Dataset items

····················

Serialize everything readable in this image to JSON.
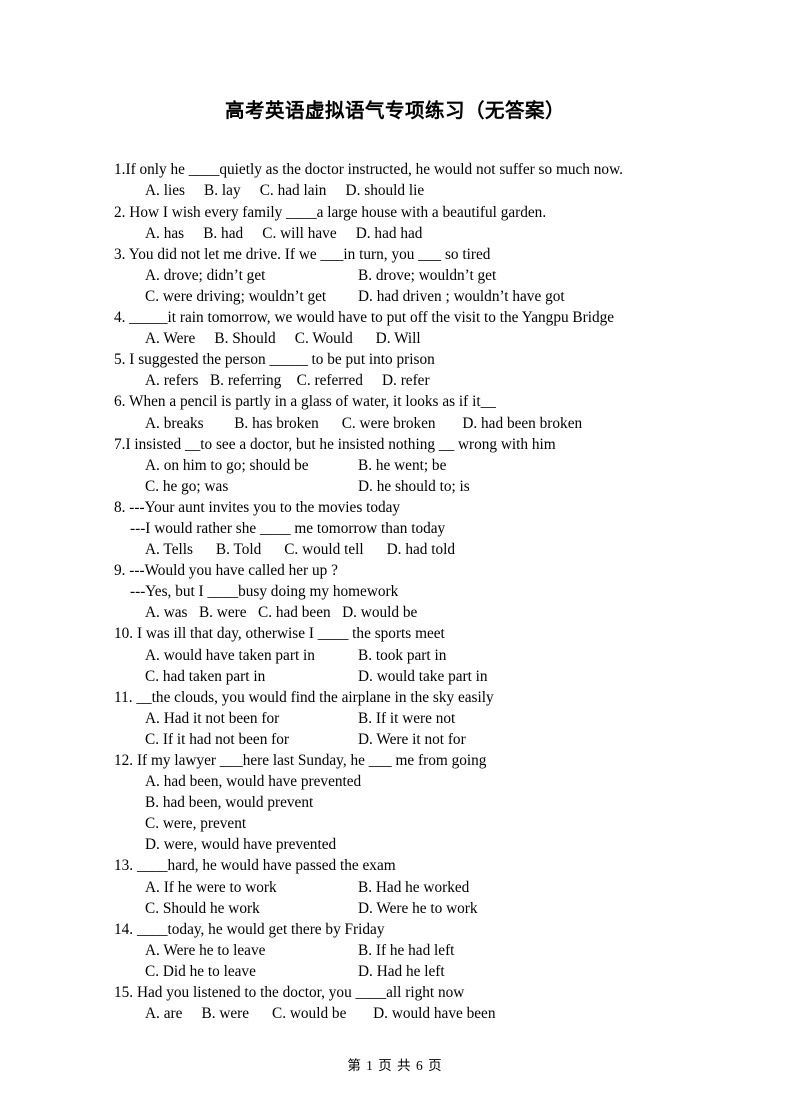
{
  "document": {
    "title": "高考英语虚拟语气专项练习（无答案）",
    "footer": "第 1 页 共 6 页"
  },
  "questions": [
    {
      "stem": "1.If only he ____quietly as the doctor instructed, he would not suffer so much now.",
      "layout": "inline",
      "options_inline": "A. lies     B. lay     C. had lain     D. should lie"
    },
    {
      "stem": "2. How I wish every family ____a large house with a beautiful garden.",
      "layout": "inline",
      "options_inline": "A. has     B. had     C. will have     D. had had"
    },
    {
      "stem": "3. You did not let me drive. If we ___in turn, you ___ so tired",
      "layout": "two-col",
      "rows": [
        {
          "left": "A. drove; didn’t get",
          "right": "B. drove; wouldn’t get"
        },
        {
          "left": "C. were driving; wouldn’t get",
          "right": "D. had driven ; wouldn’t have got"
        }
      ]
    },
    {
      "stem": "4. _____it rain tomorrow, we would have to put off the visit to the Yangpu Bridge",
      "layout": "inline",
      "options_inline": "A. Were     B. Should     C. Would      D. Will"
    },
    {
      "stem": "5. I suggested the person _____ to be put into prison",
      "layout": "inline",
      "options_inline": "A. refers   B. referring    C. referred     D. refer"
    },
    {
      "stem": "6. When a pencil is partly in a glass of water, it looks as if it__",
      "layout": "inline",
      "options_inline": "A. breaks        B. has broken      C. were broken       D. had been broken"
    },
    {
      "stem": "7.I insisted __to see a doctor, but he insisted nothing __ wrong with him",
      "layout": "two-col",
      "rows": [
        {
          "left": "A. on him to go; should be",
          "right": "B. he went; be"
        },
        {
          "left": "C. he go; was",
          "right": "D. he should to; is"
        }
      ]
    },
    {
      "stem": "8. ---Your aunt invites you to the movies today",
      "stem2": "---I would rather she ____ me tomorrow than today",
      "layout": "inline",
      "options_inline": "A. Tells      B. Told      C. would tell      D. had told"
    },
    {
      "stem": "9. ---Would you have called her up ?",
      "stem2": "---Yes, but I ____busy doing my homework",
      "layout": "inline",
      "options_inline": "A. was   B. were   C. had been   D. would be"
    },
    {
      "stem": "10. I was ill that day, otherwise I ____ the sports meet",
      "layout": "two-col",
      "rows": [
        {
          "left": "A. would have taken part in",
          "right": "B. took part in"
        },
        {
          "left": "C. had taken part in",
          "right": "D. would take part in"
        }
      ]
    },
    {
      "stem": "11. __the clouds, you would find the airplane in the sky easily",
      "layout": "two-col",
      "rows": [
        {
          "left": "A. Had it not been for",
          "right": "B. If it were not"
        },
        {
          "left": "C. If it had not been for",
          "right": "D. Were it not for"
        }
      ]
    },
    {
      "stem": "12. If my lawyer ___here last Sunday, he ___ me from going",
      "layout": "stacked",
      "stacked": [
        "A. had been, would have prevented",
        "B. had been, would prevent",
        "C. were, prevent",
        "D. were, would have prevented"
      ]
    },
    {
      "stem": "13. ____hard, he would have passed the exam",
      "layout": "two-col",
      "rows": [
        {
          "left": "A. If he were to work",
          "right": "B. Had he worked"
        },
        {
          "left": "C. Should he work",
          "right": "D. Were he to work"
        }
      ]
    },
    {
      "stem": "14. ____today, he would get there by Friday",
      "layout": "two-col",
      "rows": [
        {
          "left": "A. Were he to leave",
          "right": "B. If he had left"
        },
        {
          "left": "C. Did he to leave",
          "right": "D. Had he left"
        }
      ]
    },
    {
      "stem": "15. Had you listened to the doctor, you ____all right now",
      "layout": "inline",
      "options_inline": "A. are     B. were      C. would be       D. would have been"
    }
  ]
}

····················

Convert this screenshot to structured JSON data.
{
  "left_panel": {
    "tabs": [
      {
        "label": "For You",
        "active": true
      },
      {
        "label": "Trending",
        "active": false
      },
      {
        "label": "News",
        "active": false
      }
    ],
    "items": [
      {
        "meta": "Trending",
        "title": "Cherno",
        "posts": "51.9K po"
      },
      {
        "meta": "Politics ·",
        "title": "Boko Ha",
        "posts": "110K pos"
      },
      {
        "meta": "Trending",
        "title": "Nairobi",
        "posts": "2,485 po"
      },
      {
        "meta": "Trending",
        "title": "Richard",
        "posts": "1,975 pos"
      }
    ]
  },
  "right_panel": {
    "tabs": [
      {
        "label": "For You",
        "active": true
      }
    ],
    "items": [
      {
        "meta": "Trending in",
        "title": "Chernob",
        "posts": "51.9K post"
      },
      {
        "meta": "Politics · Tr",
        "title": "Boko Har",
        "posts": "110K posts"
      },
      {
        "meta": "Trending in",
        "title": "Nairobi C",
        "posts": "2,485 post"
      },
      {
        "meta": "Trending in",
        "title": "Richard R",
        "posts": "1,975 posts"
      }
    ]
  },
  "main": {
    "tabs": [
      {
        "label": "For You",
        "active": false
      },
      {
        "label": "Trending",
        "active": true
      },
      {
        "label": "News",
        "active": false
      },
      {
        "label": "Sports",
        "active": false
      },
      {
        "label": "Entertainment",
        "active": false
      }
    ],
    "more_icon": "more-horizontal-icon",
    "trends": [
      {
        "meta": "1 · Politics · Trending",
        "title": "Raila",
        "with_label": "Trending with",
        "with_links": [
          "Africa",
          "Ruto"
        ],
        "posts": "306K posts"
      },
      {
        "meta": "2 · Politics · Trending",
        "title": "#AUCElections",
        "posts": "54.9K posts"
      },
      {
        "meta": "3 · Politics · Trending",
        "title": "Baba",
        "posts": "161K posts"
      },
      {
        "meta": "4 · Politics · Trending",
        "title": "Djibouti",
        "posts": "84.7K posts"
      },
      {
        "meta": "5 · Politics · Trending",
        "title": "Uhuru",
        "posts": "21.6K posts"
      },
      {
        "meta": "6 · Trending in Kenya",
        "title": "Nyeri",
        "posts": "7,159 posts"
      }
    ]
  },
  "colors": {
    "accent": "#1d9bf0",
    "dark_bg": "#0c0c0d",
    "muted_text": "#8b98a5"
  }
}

····················

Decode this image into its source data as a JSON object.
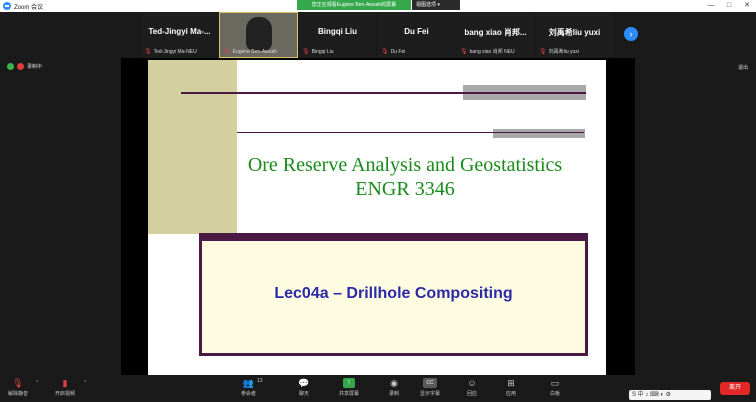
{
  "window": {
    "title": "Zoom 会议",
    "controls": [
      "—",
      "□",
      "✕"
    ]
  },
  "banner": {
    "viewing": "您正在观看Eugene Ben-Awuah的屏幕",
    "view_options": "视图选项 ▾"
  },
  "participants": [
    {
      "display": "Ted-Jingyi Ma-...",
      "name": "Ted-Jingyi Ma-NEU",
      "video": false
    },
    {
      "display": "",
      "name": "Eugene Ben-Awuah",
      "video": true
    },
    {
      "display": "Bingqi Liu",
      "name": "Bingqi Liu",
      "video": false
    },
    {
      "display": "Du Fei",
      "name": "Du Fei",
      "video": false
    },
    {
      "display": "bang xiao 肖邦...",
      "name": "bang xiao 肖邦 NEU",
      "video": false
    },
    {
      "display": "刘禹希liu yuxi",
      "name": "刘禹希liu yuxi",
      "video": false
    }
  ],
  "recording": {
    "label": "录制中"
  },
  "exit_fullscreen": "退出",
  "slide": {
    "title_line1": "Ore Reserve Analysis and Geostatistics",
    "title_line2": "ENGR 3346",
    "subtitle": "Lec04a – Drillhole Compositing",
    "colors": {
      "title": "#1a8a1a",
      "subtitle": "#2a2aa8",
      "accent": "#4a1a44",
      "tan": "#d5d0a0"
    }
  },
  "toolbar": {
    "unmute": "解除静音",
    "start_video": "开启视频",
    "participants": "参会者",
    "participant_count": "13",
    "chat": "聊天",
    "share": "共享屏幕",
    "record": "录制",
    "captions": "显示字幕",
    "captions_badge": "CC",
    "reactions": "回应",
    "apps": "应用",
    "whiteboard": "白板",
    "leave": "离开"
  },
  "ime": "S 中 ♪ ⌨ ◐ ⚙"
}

····················

- **WHAT YOU SHOULD DO**
Select every line above that contains the word "wouldn", and copy it.

- **SOLUTION FOR THIS EXERCISE**
          "right": "B. drove; wouldn’t get"
          "left": "C. were driving; wouldn’t get",
          "right": "D. had driven ; wouldn’t have got"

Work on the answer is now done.